**Problem to solve**
Locate all lines in the data below that hold "three" and show them.

**Records for the task**

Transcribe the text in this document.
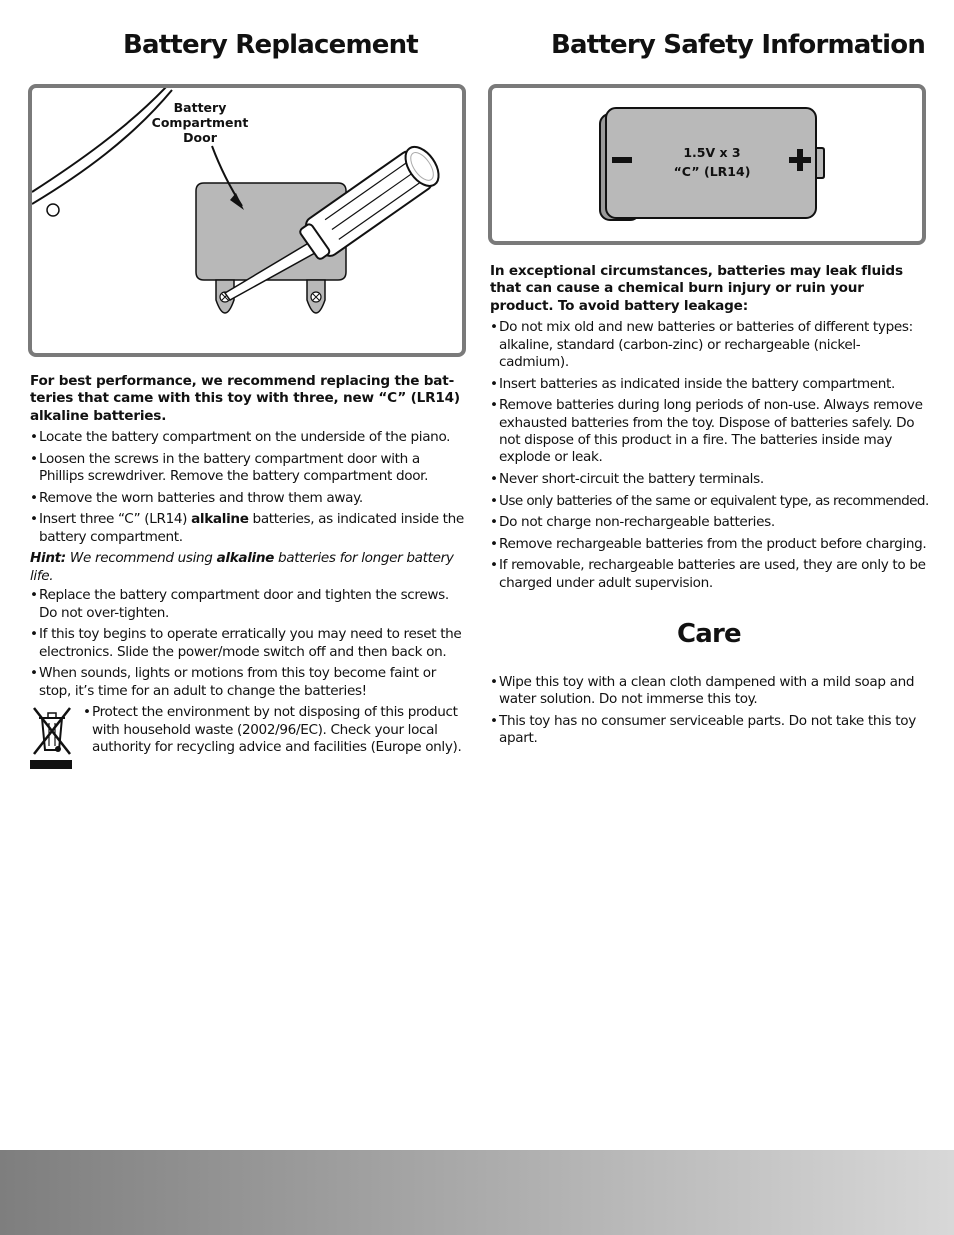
Battery Replacement
Battery
Compartment
Door

For best performance, we recommend replacing the bat-teries that came with this toy with three, new “C” (LR14) alkaline batteries.

• Locate the battery compartment on the underside of the piano.
• Loosen the screws in the battery compartment door with a Phillips screwdriver. Remove the battery compartment door.
• Remove the worn batteries and throw them away.
• Insert three “C” (LR14) alkaline batteries, as indicated inside the battery compartment.

Hint: We recommend using alkaline batteries for longer battery life.

• Replace the battery compartment door and tighten the screws. Do not over-tighten.
• If this toy begins to operate erratically you may need to reset the electronics. Slide the power/mode switch off and then back on.
• When sounds, lights or motions from this toy become faint or stop, it’s time for an adult to change the batteries!
• Protect the environment by not disposing of this product with household waste (2002/96/EC). Check your local authority for recycling advice and facilities (Europe only).
Battery Safety Information
1.5V x 3
“C” (LR14)

In exceptional circumstances, batteries may leak fluids that can cause a chemical burn injury or ruin your product. To avoid battery leakage:

• Do not mix old and new batteries or batteries of different types: alkaline, standard (carbon-zinc) or rechargeable (nickel-cadmium).
• Insert batteries as indicated inside the battery compartment.
• Remove batteries during long periods of non-use. Always remove exhausted batteries from the toy. Dispose of batteries safely. Do not dispose of this product in a fire. The batteries inside may explode or leak.
• Never short-circuit the battery terminals.
• Use only batteries of the same or equivalent type, as recommended.
• Do not charge non-rechargeable batteries.
• Remove rechargeable batteries from the product before charging.
• If removable, rechargeable batteries are used, they are only to be charged under adult supervision.
Care
• Wipe this toy with a clean cloth dampened with a mild soap and water solution. Do not immerse this toy.
• This toy has no consumer serviceable parts. Do not take this toy apart.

**Correct answer**
For best performance, we recommend replacing the bat-teries that came with this toy with three, new “C” (LR14) alkaline batteries.
• Insert three “C” (LR14) alkaline batteries, as indicated inside the battery compartment.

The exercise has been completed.